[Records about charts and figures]

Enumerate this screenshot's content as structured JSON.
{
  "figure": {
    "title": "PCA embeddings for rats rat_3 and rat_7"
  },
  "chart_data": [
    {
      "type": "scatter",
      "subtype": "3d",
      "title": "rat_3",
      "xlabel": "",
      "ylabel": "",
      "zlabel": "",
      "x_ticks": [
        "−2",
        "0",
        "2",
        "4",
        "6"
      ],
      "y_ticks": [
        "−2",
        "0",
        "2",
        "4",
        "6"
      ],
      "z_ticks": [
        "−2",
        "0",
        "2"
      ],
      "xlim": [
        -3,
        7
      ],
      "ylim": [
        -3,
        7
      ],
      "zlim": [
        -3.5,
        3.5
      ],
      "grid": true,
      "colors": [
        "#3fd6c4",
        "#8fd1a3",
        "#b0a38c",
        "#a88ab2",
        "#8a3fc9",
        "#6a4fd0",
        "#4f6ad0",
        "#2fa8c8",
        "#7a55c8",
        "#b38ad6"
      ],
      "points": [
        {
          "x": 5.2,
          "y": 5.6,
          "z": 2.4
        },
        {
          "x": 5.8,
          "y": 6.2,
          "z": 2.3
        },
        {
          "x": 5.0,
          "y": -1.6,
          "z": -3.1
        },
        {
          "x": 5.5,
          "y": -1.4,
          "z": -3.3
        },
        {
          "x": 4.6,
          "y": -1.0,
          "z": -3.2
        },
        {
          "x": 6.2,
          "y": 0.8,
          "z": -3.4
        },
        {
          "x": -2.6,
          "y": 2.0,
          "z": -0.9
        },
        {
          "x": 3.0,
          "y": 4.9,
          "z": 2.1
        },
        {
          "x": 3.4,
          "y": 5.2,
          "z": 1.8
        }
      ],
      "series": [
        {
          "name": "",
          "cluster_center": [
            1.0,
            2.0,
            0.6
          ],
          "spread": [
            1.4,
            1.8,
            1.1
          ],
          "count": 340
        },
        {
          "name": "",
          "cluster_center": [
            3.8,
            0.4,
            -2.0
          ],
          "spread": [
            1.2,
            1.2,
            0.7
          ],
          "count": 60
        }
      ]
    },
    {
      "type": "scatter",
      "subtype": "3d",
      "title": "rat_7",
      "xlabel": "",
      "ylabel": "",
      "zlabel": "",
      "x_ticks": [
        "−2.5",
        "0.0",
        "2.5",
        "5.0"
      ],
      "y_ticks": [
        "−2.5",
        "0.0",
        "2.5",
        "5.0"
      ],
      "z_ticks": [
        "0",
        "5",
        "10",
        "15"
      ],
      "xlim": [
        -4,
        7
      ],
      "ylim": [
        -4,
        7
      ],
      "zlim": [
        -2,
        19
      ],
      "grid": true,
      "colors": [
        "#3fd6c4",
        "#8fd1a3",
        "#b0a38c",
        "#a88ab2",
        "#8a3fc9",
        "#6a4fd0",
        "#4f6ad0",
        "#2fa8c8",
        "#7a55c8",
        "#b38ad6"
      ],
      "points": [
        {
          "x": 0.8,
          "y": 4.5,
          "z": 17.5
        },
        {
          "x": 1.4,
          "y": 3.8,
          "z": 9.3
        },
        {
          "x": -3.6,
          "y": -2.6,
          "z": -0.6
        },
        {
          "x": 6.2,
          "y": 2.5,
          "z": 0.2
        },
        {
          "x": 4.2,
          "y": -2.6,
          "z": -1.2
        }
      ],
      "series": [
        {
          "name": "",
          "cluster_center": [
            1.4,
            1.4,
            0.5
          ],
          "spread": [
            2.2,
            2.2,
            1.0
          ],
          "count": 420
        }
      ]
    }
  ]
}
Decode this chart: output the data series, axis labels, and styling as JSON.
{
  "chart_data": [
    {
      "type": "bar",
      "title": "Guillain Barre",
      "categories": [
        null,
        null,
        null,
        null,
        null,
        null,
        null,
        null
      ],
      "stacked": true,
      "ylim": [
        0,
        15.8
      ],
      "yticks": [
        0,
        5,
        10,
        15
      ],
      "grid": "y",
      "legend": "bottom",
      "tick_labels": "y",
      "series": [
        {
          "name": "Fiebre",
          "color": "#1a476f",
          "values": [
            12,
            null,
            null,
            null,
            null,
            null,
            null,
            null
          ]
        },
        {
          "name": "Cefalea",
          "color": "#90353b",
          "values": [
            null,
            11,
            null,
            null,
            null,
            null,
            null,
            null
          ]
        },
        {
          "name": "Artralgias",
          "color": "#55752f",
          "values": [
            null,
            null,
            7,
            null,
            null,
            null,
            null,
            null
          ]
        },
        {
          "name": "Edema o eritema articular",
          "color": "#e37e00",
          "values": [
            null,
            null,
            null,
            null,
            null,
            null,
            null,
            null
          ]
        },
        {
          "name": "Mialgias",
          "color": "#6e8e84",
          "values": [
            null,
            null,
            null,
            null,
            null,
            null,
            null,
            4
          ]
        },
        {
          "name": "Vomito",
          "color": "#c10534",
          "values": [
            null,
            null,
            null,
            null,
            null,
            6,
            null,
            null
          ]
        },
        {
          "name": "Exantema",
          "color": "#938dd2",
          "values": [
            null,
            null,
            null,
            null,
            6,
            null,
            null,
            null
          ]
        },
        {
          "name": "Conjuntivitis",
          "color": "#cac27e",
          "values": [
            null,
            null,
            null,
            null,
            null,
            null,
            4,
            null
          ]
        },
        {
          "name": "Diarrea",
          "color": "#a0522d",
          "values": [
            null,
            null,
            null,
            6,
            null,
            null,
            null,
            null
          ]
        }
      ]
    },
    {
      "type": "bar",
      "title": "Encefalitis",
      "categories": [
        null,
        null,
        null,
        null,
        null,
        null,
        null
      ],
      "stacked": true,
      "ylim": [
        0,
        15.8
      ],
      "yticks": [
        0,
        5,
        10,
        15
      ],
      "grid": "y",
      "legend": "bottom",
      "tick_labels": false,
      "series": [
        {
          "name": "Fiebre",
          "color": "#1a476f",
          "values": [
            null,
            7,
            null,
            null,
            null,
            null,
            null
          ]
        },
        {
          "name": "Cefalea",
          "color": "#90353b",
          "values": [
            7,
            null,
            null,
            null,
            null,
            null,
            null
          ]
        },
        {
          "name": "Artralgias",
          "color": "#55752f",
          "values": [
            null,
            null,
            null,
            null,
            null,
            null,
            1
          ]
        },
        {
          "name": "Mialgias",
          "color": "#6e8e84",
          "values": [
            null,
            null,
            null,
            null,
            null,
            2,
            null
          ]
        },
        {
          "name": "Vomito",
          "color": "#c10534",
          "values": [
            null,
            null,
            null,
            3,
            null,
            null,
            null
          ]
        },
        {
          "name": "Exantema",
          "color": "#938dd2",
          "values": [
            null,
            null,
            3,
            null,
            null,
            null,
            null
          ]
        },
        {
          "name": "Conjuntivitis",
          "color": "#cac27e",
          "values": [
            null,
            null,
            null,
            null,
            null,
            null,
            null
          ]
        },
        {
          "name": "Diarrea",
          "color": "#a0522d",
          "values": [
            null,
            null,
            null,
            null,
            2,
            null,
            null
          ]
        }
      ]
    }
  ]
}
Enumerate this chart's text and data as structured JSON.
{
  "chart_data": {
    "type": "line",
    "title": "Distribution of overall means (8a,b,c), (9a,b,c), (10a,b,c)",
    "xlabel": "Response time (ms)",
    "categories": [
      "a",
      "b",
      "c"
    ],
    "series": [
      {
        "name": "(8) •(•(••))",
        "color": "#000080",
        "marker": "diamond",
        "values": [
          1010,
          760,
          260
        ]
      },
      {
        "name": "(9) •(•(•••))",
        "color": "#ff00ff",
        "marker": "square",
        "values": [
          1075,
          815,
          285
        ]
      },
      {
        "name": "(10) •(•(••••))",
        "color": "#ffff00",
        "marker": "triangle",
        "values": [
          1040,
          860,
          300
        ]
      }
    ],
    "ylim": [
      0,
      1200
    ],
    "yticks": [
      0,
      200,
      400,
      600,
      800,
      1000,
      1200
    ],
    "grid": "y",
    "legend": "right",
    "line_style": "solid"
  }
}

■ **REQUIREMENT**:
Output exactly the lines between the one containing "Enumerate this chart's" and the final line above, both inclusive.

■ **WRITTEN REPLY**:
Enumerate this chart's text and data as structured JSON.
{
  "chart_data": {
    "type": "line",
    "title": "Distribution of overall means (8a,b,c), (9a,b,c), (10a,b,c)",
    "xlabel": "Response time (ms)",
    "categories": [
      "a",
      "b",
      "c"
    ],
    "series": [
      {
        "name": "(8) •(•(••))",
        "color": "#000080",
        "marker": "diamond",
        "values": [
          1010,
          760,
          260
        ]
      },
      {
        "name": "(9) •(•(•••))",
        "color": "#ff00ff",
        "marker": "square",
        "values": [
          1075,
          815,
          285
        ]
      },
      {
        "name": "(10) •(•(••••))",
        "color": "#ffff00",
        "marker": "triangle",
        "values": [
          1040,
          860,
          300
        ]
      }
    ],
    "ylim": [
      0,
      1200
    ],
    "yticks": [
      0,
      200,
      400,
      600,
      800,
      1000,
      1200
    ],
    "grid": "y",
    "legend": "right",
    "line_style": "solid"
  }
}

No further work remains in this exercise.